— Start of DATASET EXTRACT —

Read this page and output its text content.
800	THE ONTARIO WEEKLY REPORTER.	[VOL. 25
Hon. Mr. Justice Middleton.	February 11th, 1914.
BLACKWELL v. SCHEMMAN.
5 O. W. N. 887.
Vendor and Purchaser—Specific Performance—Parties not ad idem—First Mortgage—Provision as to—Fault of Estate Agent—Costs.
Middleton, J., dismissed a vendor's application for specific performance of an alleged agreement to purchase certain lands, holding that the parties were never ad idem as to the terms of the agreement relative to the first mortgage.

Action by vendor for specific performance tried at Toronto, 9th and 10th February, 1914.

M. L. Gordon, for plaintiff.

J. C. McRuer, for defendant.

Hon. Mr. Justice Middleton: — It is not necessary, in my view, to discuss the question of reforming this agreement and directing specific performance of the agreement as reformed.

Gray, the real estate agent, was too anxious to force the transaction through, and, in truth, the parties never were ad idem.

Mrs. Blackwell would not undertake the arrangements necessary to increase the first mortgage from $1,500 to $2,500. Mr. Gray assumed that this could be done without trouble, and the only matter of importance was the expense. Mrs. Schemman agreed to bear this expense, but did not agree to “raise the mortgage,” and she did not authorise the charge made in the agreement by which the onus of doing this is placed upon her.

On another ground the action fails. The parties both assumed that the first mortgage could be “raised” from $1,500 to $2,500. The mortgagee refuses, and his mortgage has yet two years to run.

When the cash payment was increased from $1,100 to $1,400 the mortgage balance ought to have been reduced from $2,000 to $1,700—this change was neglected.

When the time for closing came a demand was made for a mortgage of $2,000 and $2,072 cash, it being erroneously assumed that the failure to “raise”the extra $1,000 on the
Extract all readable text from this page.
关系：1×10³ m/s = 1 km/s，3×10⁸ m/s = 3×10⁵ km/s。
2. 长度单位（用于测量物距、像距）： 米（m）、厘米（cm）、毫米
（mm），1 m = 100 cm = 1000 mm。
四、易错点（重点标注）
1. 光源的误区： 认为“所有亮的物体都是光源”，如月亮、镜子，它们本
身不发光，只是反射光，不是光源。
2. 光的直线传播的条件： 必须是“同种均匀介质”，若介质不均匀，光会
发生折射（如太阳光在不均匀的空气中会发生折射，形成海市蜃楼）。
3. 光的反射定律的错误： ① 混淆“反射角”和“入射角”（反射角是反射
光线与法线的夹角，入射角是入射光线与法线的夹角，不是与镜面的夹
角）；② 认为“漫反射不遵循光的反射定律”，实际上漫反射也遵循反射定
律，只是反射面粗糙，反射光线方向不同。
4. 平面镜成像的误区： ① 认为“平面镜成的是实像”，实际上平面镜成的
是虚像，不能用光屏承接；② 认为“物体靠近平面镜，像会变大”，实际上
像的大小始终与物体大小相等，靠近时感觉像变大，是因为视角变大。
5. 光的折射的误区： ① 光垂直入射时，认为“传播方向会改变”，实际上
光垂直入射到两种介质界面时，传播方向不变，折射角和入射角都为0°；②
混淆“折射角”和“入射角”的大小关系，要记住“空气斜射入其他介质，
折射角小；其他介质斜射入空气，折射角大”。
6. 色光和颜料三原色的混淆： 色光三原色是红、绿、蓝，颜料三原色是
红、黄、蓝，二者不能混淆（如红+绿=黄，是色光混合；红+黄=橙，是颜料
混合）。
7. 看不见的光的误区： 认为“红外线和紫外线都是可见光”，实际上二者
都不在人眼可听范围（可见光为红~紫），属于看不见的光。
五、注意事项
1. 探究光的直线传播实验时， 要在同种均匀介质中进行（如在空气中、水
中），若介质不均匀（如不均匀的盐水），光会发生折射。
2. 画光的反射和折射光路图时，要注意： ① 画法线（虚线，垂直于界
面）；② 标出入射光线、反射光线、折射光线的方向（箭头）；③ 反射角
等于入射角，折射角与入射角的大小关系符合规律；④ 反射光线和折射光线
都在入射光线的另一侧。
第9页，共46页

— End of DATASET EXTRACT —

Above are the records; retype them all without a single difference.

Read this page and output its text content.
800	THE ONTARIO WEEKLY REPORTER.	[VOL. 25
Hon. Mr. Justice Middleton.	February 11th, 1914.
BLACKWELL v. SCHEMMAN.
5 O. W. N. 887.
Vendor and Purchaser—Specific Performance—Parties not ad idem—First Mortgage—Provision as to—Fault of Estate Agent—Costs.
Middleton, J., dismissed a vendor's application for specific performance of an alleged agreement to purchase certain lands, holding that the parties were never ad idem as to the terms of the agreement relative to the first mortgage.

Action by vendor for specific performance tried at Toronto, 9th and 10th February, 1914.

M. L. Gordon, for plaintiff.

J. C. McRuer, for defendant.

Hon. Mr. Justice Middleton: — It is not necessary, in my view, to discuss the question of reforming this agreement and directing specific performance of the agreement as reformed.

Gray, the real estate agent, was too anxious to force the transaction through, and, in truth, the parties never were ad idem.

Mrs. Blackwell would not undertake the arrangements necessary to increase the first mortgage from $1,500 to $2,500. Mr. Gray assumed that this could be done without trouble, and the only matter of importance was the expense. Mrs. Schemman agreed to bear this expense, but did not agree to “raise the mortgage,” and she did not authorise the charge made in the agreement by which the onus of doing this is placed upon her.

On another ground the action fails. The parties both assumed that the first mortgage could be “raised” from $1,500 to $2,500. The mortgagee refuses, and his mortgage has yet two years to run.

When the cash payment was increased from $1,100 to $1,400 the mortgage balance ought to have been reduced from $2,000 to $1,700—this change was neglected.

When the time for closing came a demand was made for a mortgage of $2,000 and $2,072 cash, it being erroneously assumed that the failure to “raise”the extra $1,000 on the
Extract all readable text from this page.
关系：1×10³ m/s = 1 km/s，3×10⁸ m/s = 3×10⁵ km/s。
2. 长度单位（用于测量物距、像距）： 米（m）、厘米（cm）、毫米
（mm），1 m = 100 cm = 1000 mm。
四、易错点（重点标注）
1. 光源的误区： 认为“所有亮的物体都是光源”，如月亮、镜子，它们本
身不发光，只是反射光，不是光源。
2. 光的直线传播的条件： 必须是“同种均匀介质”，若介质不均匀，光会
发生折射（如太阳光在不均匀的空气中会发生折射，形成海市蜃楼）。
3. 光的反射定律的错误： ① 混淆“反射角”和“入射角”（反射角是反射
光线与法线的夹角，入射角是入射光线与法线的夹角，不是与镜面的夹
角）；② 认为“漫反射不遵循光的反射定律”，实际上漫反射也遵循反射定
律，只是反射面粗糙，反射光线方向不同。
4. 平面镜成像的误区： ① 认为“平面镜成的是实像”，实际上平面镜成的
是虚像，不能用光屏承接；② 认为“物体靠近平面镜，像会变大”，实际上
像的大小始终与物体大小相等，靠近时感觉像变大，是因为视角变大。
5. 光的折射的误区： ① 光垂直入射时，认为“传播方向会改变”，实际上
光垂直入射到两种介质界面时，传播方向不变，折射角和入射角都为0°；②
混淆“折射角”和“入射角”的大小关系，要记住“空气斜射入其他介质，
折射角小；其他介质斜射入空气，折射角大”。
6. 色光和颜料三原色的混淆： 色光三原色是红、绿、蓝，颜料三原色是
红、黄、蓝，二者不能混淆（如红+绿=黄，是色光混合；红+黄=橙，是颜料
混合）。
7. 看不见的光的误区： 认为“红外线和紫外线都是可见光”，实际上二者
都不在人眼可听范围（可见光为红~紫），属于看不见的光。
五、注意事项
1. 探究光的直线传播实验时， 要在同种均匀介质中进行（如在空气中、水
中），若介质不均匀（如不均匀的盐水），光会发生折射。
2. 画光的反射和折射光路图时，要注意： ① 画法线（虚线，垂直于界
面）；② 标出入射光线、反射光线、折射光线的方向（箭头）；③ 反射角
等于入射角，折射角与入射角的大小关系符合规律；④ 反射光线和折射光线
都在入射光线的另一侧。
第9页，共46页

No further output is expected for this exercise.